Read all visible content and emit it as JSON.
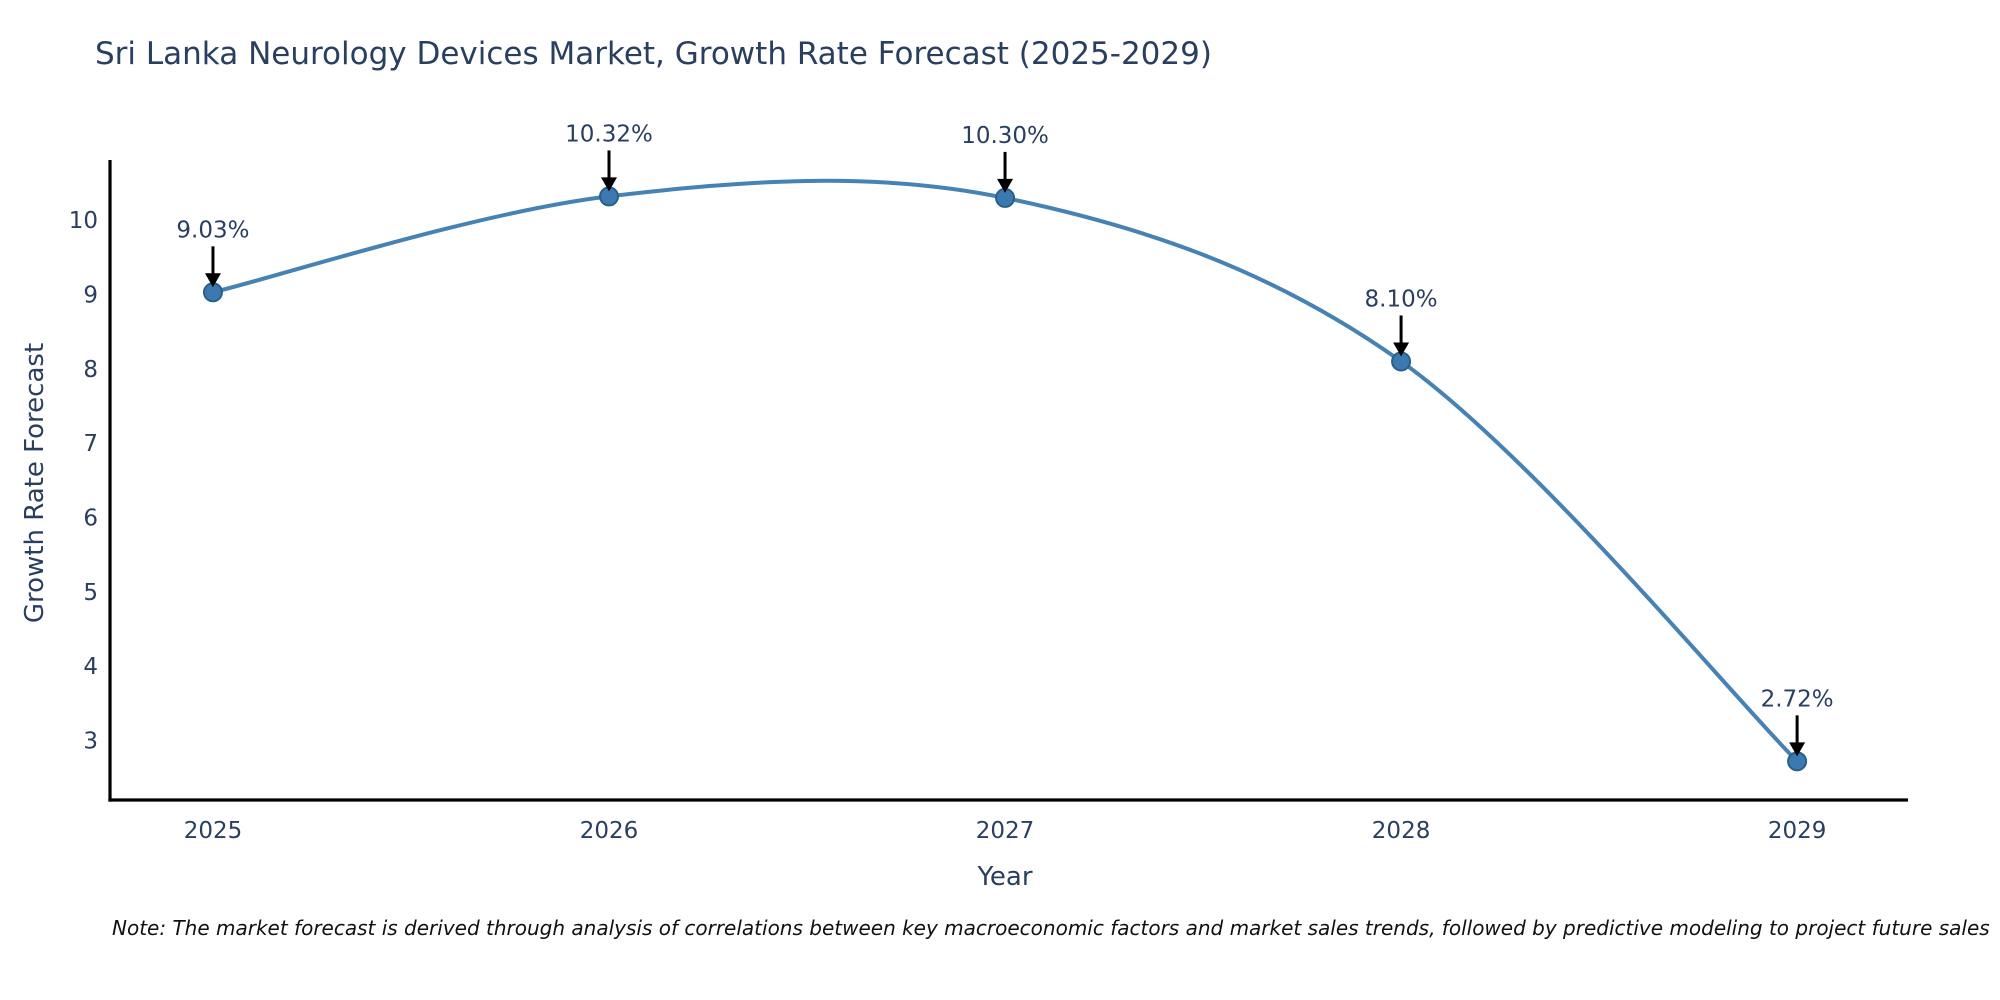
{
  "page": {
    "background": "#ffffff"
  },
  "chart_data": {
    "type": "line",
    "title": "Sri Lanka Neurology Devices Market, Growth Rate Forecast (2025-2029)",
    "xlabel": "Year",
    "ylabel": "Growth Rate Forecast",
    "x": [
      2025,
      2026,
      2027,
      2028,
      2029
    ],
    "series": [
      {
        "name": "Growth Rate Forecast",
        "values": [
          9.03,
          10.32,
          10.3,
          8.1,
          2.72
        ]
      }
    ],
    "point_labels": [
      "9.03%",
      "10.32%",
      "10.30%",
      "8.10%",
      "2.72%"
    ],
    "x_tick_labels": [
      "2025",
      "2026",
      "2027",
      "2028",
      "2029"
    ],
    "y_ticks": [
      3,
      4,
      5,
      6,
      7,
      8,
      9,
      10
    ],
    "xlim": [
      2024.74,
      2029.28
    ],
    "ylim": [
      2.2,
      10.81
    ],
    "grid": false,
    "legend_position": "none",
    "line_shape": "spline",
    "marker": "circle",
    "annotation_arrows": true,
    "colors": {
      "line": "#4682b4",
      "marker_fill": "#3c79b0",
      "marker_edge": "#2a5f8a",
      "axis": "#000000",
      "tick_text": "#2a3f5f",
      "annotation_text": "#2a3f5f",
      "arrow": "#000000",
      "title_text": "#2a3f5f",
      "note_text": "#111111"
    }
  },
  "footnote": "Note: The market forecast is derived through analysis of correlations between key macroeconomic factors and market sales trends, followed by predictive modeling to project future sales"
}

##############################

__Exercise__: Every record above should be written out again without change, except that the pictures are left out.

__Answer to this exercise__:
Read all visible content and emit it as JSON.
{
  "page": {
    "background": "#ffffff"
  },
  "chart_data": {
    "type": "line",
    "title": "Sri Lanka Neurology Devices Market, Growth Rate Forecast (2025-2029)",
    "xlabel": "Year",
    "ylabel": "Growth Rate Forecast",
    "x": [
      2025,
      2026,
      2027,
      2028,
      2029
    ],
    "series": [
      {
        "name": "Growth Rate Forecast",
        "values": [
          9.03,
          10.32,
          10.3,
          8.1,
          2.72
        ]
      }
    ],
    "point_labels": [
      "9.03%",
      "10.32%",
      "10.30%",
      "8.10%",
      "2.72%"
    ],
    "x_tick_labels": [
      "2025",
      "2026",
      "2027",
      "2028",
      "2029"
    ],
    "y_ticks": [
      3,
      4,
      5,
      6,
      7,
      8,
      9,
      10
    ],
    "xlim": [
      2024.74,
      2029.28
    ],
    "ylim": [
      2.2,
      10.81
    ],
    "grid": false,
    "legend_position": "none",
    "line_shape": "spline",
    "marker": "circle",
    "annotation_arrows": true,
    "colors": {
      "line": "#4682b4",
      "marker_fill": "#3c79b0",
      "marker_edge": "#2a5f8a",
      "axis": "#000000",
      "tick_text": "#2a3f5f",
      "annotation_text": "#2a3f5f",
      "arrow": "#000000",
      "title_text": "#2a3f5f",
      "note_text": "#111111"
    }
  },
  "footnote": "Note: The market forecast is derived through analysis of correlations between key macroeconomic factors and market sales trends, followed by predictive modeling to project future sales"
}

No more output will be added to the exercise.